▶ [Set exercise] Look through the material below. Copy each line that contains the string "What".

[Collection entries]
++++++
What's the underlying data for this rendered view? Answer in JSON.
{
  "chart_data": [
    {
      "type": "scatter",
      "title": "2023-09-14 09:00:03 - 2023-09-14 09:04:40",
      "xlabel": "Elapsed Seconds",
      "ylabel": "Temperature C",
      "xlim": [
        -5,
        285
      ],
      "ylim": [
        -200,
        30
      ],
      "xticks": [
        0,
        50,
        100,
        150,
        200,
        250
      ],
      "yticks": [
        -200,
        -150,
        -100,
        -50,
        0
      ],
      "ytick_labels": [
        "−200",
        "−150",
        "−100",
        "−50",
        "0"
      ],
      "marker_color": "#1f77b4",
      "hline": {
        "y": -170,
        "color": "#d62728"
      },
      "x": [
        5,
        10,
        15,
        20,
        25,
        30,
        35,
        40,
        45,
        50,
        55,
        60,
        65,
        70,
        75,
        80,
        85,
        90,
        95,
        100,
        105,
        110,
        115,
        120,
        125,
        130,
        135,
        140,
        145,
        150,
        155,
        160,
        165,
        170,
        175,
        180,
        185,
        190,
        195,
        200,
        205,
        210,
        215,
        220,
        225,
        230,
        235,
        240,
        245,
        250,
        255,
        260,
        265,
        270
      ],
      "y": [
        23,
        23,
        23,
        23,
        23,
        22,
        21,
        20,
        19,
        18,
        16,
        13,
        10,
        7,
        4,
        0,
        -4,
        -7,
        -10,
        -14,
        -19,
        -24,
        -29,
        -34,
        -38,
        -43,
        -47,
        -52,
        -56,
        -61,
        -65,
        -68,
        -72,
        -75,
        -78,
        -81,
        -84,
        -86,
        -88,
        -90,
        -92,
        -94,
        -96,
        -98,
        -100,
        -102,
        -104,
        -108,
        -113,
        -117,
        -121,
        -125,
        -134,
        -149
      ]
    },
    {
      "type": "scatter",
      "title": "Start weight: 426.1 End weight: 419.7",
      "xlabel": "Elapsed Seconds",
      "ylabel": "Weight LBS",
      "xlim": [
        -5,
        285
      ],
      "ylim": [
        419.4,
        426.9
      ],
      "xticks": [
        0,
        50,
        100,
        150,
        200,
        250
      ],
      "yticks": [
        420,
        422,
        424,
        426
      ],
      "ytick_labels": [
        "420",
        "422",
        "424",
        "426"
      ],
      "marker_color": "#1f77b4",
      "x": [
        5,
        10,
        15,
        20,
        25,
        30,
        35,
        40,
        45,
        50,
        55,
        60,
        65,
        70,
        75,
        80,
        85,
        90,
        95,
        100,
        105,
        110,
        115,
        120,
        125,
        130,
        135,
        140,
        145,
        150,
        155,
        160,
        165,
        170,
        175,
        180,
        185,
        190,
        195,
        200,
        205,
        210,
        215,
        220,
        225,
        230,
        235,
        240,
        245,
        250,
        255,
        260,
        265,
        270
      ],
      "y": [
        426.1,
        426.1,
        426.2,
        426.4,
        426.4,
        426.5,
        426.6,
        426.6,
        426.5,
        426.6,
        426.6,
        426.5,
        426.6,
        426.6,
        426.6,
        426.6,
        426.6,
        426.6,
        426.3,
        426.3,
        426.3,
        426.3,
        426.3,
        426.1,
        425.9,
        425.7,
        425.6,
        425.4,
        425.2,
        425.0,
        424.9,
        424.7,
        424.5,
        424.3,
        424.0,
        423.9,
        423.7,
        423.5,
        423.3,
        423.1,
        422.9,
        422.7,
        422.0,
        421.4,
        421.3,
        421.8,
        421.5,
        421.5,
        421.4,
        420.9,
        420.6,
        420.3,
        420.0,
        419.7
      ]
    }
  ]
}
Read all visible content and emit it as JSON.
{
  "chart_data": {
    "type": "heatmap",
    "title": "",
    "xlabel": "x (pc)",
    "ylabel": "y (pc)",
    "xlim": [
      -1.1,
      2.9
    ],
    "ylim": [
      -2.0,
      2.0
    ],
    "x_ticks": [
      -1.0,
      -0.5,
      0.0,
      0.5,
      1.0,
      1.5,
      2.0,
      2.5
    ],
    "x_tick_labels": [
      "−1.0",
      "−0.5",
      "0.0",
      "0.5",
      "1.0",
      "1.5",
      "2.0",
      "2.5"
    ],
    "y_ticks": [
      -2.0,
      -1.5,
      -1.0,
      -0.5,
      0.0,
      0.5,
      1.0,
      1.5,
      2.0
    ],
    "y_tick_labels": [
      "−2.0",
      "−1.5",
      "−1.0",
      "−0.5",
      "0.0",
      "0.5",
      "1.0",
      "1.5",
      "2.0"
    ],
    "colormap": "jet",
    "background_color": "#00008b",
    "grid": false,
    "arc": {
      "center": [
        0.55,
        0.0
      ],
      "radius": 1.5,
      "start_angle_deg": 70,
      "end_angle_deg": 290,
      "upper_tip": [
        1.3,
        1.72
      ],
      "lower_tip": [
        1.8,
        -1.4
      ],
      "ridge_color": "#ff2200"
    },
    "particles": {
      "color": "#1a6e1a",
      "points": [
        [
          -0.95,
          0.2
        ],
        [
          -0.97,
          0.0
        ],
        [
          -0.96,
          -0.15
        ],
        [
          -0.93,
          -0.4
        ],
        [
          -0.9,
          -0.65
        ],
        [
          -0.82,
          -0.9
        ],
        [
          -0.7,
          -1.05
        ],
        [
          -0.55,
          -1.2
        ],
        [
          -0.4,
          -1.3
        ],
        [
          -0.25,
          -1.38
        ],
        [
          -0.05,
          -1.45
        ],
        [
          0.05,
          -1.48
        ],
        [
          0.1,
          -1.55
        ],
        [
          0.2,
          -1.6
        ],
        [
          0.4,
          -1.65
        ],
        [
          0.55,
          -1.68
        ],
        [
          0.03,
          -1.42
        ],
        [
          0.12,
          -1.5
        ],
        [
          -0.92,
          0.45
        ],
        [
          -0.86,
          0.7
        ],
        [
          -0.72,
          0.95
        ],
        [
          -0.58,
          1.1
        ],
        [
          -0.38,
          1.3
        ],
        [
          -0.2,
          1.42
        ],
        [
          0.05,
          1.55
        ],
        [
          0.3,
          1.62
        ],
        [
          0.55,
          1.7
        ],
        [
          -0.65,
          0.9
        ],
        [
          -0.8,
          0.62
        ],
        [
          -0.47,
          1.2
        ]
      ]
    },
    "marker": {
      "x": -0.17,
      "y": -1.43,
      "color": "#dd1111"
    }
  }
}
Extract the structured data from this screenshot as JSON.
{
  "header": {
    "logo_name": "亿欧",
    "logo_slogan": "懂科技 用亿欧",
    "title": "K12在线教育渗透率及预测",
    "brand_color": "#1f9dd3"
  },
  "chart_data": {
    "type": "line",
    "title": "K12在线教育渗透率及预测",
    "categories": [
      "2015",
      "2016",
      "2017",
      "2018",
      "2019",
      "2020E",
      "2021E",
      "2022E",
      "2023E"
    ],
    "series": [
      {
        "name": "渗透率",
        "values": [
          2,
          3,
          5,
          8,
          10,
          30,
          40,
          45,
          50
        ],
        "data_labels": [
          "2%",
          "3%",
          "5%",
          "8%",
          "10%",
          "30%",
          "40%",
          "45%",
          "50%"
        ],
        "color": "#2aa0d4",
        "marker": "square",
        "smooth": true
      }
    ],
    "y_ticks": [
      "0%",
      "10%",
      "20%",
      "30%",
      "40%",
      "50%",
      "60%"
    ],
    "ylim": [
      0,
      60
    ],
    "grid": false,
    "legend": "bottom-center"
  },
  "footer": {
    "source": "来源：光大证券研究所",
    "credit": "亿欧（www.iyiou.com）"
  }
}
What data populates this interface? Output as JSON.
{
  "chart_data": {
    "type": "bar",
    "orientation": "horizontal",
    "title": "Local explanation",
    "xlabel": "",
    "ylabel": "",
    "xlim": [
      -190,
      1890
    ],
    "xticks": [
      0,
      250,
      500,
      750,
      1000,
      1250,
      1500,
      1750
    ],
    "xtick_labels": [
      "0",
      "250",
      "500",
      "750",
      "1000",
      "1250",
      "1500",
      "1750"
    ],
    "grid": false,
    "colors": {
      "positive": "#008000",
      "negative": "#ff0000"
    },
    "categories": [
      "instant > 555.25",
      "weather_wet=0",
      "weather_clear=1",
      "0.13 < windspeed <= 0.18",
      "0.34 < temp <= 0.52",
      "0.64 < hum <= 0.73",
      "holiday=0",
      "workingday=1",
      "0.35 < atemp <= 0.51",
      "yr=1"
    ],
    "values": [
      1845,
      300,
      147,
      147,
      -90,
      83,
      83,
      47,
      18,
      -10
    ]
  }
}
++++++
▶ [Correct response]
What's the underlying data for this rendered view? Answer in JSON.
What data populates this interface? Output as JSON.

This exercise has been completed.